◆ **READING TEXT**
Yes -- and that can be, and commonly is, implemented as a bitwise copy
of the struct.

Suppose there's a gap between the members "i" and "s". After the
assignment "b = a;", the gaps in "a" and "b" may or may not have the
same contents. The assignment can be done either as a bitwise copy or
by copying the members one-by-one, leaving any gaps alone.

99% of the type, this doesn't matter because you're never going to
look at what's in the gaps anyway.

Where there are multiple representations for the same value the
representation could change. It is important for the OP to know this
IMHO so that s/he does not assume that memcmp can be used safely.

 

[Richard Heathfield]

Flash Gordon said:

Richard Heathfield wrote, On 30/06/07 20:56:

No they don't, they stay as pointers ;-)

Knowing what Serve Lau must have intended I read it as "where arrays
degenerate...".

I know. Actually, arrays never actually do that. We often say they do,
but we're just being lazy. What we really mean is that the name of an
array, when used in an expression, is often (indeed, *usually*) treated
as if it were a pointer to the array's first element. The array itself
never "degenerates" (or "decays", as it is usually put) at all.

 

[Army1987]

If I have the ff struct:

struct A
{
unsigned int i;
char s[LONG_ENOUGH];
} a, b;


And use them in code like this:

a.i = 42 ;
strcpy(a.s,"test");

b.i = 100 ;

b = a ;

at this point, a (bitwise?) copy of a is made to b. Question is:

1). is b.s now ptr to a.s ? (I think so)

◆ **Data records**
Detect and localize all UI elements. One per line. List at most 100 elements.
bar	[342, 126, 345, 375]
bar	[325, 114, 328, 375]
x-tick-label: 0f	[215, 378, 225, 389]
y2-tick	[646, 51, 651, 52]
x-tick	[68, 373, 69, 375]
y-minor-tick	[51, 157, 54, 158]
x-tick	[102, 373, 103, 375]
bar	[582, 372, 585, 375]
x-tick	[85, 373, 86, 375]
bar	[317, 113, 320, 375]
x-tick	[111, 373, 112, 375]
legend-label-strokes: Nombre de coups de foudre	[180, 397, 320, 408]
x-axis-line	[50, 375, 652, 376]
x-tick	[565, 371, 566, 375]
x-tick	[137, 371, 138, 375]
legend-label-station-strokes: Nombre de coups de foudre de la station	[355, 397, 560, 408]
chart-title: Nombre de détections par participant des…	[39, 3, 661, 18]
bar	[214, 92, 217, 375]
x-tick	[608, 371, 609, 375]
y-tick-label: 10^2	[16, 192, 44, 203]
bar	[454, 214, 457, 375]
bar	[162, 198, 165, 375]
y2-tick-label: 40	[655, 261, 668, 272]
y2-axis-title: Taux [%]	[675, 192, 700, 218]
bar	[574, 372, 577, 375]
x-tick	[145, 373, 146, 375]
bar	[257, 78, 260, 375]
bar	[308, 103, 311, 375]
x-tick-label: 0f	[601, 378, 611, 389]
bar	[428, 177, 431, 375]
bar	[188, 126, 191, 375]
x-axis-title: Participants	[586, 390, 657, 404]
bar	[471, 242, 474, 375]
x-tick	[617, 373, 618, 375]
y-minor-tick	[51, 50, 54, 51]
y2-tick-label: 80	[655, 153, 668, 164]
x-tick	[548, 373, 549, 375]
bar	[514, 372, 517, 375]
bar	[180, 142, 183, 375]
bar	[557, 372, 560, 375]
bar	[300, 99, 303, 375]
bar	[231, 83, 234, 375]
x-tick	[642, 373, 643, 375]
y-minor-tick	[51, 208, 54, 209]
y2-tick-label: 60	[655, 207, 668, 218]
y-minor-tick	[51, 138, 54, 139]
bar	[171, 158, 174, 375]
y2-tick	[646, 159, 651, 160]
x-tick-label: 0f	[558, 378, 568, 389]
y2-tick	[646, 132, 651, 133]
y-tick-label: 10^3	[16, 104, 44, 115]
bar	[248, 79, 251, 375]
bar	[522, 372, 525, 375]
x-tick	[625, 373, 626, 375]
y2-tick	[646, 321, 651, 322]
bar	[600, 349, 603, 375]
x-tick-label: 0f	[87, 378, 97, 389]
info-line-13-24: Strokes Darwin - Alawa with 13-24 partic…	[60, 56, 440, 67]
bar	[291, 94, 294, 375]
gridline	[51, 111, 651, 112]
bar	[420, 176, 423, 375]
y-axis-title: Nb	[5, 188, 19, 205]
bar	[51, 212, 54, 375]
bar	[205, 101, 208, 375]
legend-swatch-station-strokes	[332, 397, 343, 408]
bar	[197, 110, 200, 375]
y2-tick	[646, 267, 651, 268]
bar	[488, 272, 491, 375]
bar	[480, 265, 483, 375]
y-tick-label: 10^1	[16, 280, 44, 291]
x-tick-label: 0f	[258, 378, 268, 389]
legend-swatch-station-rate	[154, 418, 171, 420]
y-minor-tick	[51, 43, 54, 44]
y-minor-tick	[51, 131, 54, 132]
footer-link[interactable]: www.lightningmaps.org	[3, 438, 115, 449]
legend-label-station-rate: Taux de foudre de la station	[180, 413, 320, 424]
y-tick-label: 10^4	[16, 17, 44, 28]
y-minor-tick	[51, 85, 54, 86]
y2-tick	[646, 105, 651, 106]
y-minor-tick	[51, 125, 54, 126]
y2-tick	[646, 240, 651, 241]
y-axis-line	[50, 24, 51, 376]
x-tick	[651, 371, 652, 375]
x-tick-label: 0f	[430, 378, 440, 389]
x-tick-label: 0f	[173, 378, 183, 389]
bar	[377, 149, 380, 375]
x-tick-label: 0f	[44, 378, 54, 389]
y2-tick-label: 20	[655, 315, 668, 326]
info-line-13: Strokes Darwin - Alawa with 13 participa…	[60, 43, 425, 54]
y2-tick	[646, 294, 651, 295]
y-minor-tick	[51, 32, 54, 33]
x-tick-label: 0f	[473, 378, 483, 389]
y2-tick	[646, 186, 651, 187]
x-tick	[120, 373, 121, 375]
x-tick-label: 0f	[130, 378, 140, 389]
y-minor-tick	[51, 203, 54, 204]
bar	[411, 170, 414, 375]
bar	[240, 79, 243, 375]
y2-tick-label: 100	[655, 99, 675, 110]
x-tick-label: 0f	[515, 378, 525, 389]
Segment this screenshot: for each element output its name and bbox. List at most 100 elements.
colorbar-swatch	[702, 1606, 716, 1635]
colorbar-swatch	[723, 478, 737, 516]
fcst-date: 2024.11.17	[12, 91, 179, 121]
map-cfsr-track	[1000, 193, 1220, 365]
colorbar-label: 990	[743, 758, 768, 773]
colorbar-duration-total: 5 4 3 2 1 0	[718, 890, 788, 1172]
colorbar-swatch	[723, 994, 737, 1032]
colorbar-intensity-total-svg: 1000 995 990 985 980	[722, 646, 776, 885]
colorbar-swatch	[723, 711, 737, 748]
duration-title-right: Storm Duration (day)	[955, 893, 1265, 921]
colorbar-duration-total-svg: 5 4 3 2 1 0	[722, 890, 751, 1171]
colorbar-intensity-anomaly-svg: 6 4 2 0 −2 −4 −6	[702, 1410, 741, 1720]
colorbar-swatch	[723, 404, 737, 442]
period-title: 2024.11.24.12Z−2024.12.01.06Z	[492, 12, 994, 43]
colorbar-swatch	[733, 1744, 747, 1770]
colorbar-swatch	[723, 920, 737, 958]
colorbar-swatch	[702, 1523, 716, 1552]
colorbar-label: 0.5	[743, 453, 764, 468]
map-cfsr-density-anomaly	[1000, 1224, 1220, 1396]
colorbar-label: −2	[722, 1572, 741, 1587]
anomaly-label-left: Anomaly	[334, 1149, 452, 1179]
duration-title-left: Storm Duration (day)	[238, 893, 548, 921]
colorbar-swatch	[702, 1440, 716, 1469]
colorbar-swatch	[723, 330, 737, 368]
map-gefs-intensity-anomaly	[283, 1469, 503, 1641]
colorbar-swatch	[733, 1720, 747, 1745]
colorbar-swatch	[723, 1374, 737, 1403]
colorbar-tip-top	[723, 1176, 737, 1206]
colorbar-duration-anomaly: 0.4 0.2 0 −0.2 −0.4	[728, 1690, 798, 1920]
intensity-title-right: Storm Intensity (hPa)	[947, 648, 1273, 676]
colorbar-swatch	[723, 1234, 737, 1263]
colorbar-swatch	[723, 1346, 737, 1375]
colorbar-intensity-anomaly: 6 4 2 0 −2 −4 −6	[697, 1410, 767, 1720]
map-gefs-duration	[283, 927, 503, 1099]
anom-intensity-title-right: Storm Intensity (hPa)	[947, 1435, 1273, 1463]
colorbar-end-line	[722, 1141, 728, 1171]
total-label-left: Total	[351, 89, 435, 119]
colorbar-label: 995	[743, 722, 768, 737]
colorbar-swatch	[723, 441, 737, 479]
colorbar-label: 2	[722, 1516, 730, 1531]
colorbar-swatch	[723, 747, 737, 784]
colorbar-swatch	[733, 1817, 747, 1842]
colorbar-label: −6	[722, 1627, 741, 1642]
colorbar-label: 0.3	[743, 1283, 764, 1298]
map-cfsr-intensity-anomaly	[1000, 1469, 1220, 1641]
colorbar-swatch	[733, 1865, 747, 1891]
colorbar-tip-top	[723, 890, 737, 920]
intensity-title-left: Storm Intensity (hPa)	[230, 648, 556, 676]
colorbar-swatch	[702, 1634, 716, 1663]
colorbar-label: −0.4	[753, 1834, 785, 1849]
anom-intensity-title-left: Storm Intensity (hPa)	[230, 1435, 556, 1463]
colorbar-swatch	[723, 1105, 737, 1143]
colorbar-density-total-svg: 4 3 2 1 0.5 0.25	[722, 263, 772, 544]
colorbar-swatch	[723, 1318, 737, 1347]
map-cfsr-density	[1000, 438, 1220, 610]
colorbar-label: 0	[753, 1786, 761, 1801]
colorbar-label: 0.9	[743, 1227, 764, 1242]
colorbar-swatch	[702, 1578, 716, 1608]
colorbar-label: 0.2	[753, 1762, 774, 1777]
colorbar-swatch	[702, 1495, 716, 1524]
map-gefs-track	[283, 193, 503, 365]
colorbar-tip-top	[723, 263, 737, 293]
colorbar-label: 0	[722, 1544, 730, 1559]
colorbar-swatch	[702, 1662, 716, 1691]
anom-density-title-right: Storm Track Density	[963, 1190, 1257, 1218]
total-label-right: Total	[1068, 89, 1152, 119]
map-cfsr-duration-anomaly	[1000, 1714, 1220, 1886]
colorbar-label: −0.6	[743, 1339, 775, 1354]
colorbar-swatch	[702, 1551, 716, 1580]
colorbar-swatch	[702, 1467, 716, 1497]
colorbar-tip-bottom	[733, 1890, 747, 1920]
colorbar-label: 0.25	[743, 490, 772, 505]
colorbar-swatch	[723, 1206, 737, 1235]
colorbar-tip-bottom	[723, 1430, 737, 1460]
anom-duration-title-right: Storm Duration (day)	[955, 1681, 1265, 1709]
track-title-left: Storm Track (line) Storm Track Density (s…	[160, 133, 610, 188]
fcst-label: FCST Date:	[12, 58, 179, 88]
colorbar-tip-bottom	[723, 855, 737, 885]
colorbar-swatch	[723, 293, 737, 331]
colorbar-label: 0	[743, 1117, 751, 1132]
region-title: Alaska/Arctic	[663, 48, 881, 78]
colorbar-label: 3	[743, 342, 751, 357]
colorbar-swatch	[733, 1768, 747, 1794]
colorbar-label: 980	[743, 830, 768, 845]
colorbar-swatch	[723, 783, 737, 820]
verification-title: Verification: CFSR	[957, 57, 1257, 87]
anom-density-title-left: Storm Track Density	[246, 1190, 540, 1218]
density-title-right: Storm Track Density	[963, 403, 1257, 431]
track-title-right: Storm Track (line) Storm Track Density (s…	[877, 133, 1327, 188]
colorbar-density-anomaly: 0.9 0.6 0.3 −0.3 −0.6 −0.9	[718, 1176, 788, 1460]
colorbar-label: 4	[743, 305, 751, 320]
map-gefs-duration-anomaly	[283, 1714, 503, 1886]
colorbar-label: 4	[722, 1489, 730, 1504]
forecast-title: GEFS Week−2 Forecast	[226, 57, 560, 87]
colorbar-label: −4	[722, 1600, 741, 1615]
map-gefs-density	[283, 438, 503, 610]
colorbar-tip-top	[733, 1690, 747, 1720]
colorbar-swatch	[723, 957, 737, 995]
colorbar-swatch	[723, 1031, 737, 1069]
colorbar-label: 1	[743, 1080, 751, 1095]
--
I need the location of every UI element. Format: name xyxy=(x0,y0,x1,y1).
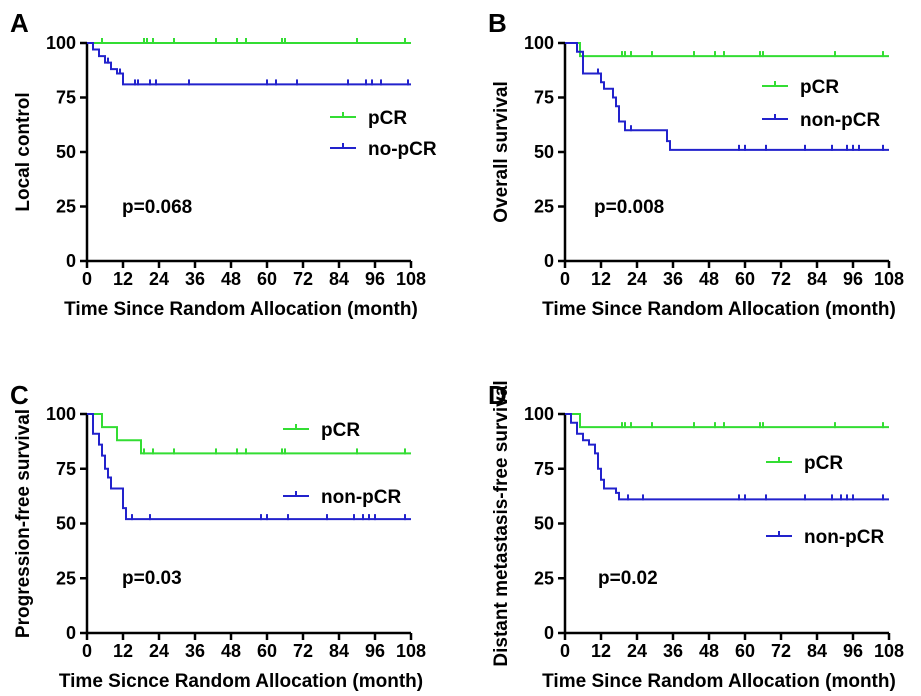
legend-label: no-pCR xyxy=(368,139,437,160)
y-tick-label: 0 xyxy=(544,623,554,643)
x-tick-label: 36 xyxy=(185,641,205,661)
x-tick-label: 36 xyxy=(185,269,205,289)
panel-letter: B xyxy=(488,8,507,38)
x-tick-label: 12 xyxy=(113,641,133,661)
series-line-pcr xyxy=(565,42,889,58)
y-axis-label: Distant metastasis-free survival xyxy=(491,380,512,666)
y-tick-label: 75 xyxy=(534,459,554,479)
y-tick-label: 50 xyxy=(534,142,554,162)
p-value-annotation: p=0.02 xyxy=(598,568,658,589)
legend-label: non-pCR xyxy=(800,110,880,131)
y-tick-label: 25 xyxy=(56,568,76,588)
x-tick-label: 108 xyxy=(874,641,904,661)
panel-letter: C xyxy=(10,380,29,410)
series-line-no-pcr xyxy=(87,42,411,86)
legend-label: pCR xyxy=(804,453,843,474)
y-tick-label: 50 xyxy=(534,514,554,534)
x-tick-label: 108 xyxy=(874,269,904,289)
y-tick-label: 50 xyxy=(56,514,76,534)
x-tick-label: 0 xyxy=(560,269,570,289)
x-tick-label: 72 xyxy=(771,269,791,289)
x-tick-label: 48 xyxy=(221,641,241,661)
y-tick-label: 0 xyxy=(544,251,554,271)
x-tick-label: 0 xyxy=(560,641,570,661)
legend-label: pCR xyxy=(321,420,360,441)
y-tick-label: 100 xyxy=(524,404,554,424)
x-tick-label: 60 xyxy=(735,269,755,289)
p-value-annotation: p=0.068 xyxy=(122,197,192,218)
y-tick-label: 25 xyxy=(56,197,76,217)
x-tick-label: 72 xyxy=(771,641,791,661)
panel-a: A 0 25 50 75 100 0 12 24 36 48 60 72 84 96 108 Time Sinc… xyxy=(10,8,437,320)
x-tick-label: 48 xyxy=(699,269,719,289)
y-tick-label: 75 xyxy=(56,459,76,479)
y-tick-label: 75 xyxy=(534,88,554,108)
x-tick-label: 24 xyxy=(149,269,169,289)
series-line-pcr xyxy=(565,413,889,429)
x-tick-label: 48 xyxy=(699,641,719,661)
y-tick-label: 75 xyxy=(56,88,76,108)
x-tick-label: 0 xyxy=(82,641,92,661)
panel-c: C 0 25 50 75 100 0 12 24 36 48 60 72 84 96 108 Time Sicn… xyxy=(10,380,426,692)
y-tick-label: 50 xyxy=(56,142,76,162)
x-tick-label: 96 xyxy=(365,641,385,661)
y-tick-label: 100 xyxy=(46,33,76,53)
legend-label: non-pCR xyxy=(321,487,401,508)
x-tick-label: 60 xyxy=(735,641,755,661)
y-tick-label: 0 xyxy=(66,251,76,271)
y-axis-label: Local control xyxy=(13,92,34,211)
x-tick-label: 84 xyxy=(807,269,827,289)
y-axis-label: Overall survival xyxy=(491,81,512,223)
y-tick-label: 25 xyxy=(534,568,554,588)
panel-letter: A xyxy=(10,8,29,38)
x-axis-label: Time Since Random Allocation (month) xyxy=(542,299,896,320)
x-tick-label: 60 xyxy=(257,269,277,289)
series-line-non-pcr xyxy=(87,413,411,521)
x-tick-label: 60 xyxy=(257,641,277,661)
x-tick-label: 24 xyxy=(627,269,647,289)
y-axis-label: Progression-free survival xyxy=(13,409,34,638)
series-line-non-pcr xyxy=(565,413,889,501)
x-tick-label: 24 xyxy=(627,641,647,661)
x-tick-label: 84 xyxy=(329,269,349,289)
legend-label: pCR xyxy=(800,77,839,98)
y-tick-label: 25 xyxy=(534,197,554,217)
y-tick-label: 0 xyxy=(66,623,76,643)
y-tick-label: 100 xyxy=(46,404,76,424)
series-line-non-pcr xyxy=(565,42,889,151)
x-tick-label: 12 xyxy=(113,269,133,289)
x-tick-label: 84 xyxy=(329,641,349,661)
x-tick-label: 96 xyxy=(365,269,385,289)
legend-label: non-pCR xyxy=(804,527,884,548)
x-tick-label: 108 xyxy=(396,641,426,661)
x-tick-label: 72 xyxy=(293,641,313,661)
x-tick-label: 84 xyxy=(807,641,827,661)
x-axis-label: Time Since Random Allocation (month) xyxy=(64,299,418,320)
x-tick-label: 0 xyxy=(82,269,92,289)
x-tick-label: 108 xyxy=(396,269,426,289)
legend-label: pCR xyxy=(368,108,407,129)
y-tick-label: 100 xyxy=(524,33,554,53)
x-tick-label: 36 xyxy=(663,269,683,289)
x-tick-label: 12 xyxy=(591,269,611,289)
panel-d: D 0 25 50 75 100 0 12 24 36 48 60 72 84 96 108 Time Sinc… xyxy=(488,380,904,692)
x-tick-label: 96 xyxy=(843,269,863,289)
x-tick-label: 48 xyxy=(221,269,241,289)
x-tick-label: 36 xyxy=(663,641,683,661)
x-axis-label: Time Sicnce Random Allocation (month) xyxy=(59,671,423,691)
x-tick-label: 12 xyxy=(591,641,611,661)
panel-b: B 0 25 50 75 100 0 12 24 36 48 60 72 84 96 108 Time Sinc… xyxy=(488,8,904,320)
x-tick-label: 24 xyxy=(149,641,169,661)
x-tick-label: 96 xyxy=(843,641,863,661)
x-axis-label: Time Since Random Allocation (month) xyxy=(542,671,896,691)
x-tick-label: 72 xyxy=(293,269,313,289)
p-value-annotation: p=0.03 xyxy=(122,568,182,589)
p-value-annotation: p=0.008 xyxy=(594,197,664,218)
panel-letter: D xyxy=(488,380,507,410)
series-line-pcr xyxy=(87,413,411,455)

◆ **YOUR TASK**
Translate this sentence from the forum discussion of struct assignment above into Spanish: "The assignment can be done either as a bitwise copy or by copying the members one-by-one, leaving any gaps alone."

◆ **FINISHED ANSWER**
La asignación puede realizarse como una copia bit a bit o copiando los miembros uno por uno, sin tocar ninguno de los huecos.